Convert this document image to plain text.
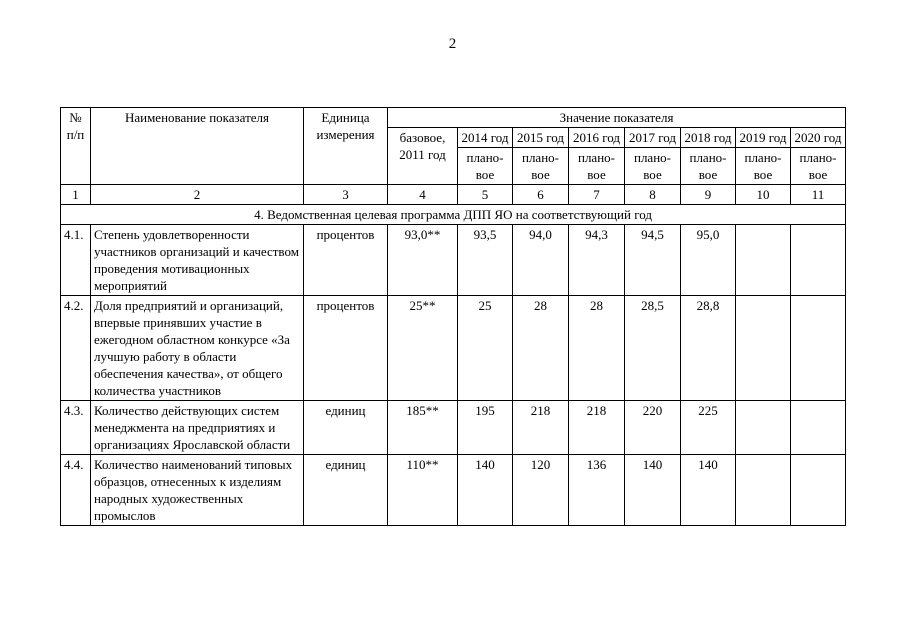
2
№ п/п	Наименование показателя	Единица измерения	Значение показателя							
			базовое, 2011 год	2014 год	2015 год	2016 год	2017 год	2018 год	2019 год	2020 год
				плано-вое	плано-вое	плано-вое	плано-вое	плано-вое	плано-вое	плано-вое
1	2	3	4	5	6	7	8	9	10	11
4. Ведомственная целевая программа ДПП ЯО на соответствующий год										
4.1.	Степень удовлетворенности участников организаций и качеством проведения мотивационных мероприятий	процентов	93,0**	93,5	94,0	94,3	94,5	95,0		
4.2.	Доля предприятий и организаций, впервые принявших участие в ежегодном областном конкурсе «За лучшую работу в области обеспечения качества», от общего количества участников	процентов	25**	25	28	28	28,5	28,8		
4.3.	Количество действующих систем менеджмента на предприятиях и организациях Ярославской области	единиц	185**	195	218	218	220	225		
4.4.	Количество наименований типовых образцов, отнесенных к изделиям народных художественных промыслов	единиц	110**	140	120	136	140	140		
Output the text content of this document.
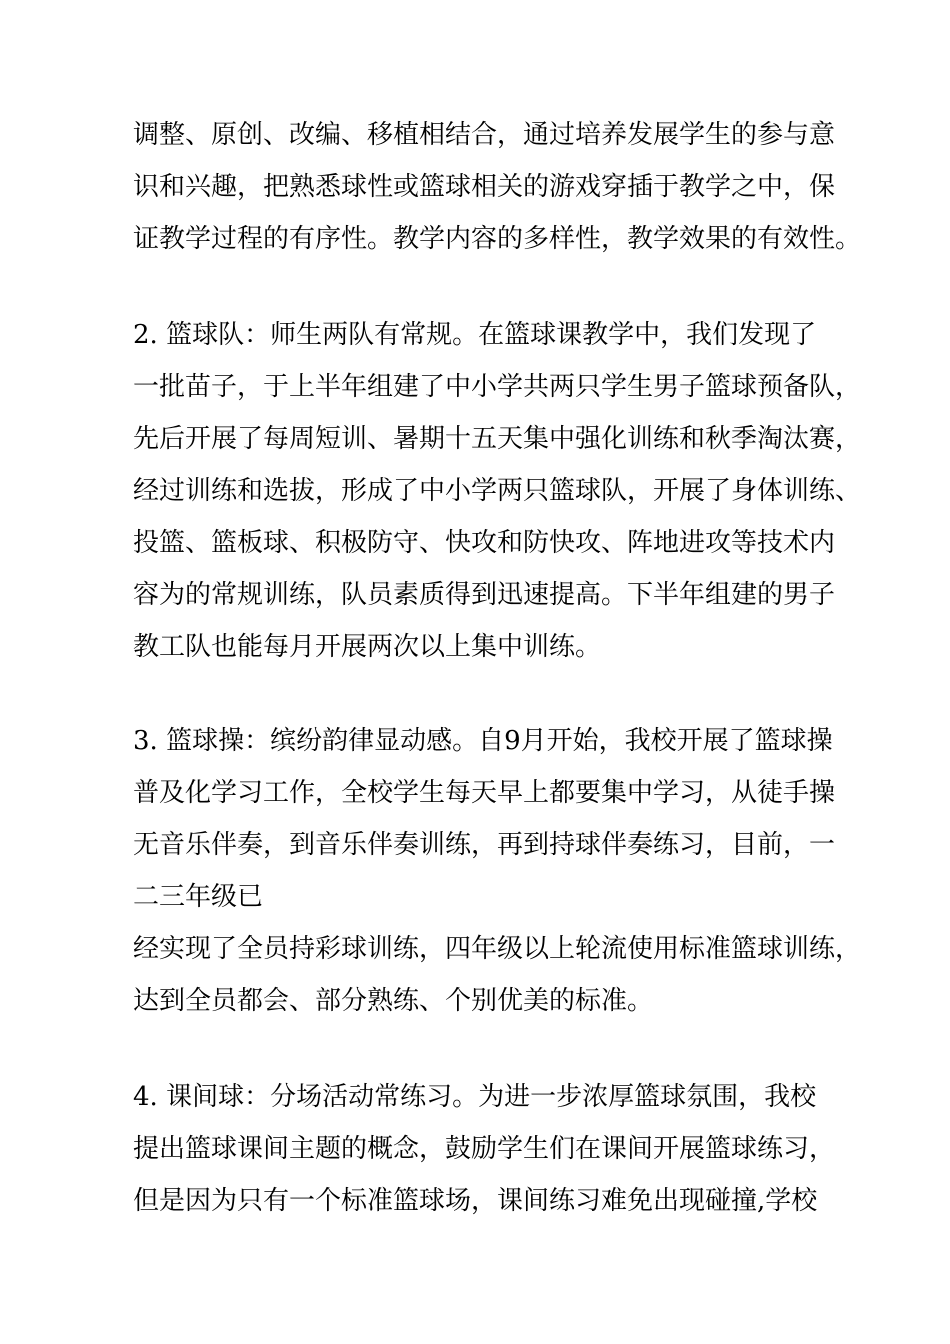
调整、原创、改编、移植相结合，通过培养发展学生的参与意
识和兴趣，把熟悉球性或篮球相关的游戏穿插于教学之中，保
证教学过程的有序性。教学内容的多样性，教学效果的有效性。
2. 篮球队：师生两队有常规。在篮球课教学中，我们发现了
一批苗子，于上半年组建了中小学共两只学生男子篮球预备队，
先后开展了每周短训、暑期十五天集中强化训练和秋季淘汰赛，
经过训练和选拔，形成了中小学两只篮球队，开展了身体训练、
投篮、篮板球、积极防守、快攻和防快攻、阵地进攻等技术内
容为的常规训练，队员素质得到迅速提高。下半年组建的男子
教工队也能每月开展两次以上集中训练。
3. 篮球操：缤纷韵律显动感。自9月开始，我校开展了篮球操
普及化学习工作，全校学生每天早上都要集中学习，从徒手操
无音乐伴奏，到音乐伴奏训练，再到持球伴奏练习，目前，一
二三年级已
经实现了全员持彩球训练，四年级以上轮流使用标准篮球训练，
达到全员都会、部分熟练、个别优美的标准。
4. 课间球：分场活动常练习。为进一步浓厚篮球氛围，我校
提出篮球课间主题的概念，鼓励学生们在课间开展篮球练习，
但是因为只有一个标准篮球场，课间练习难免出现碰撞,学校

= = = = =

Give the count of lines containing "this", with no added text.

2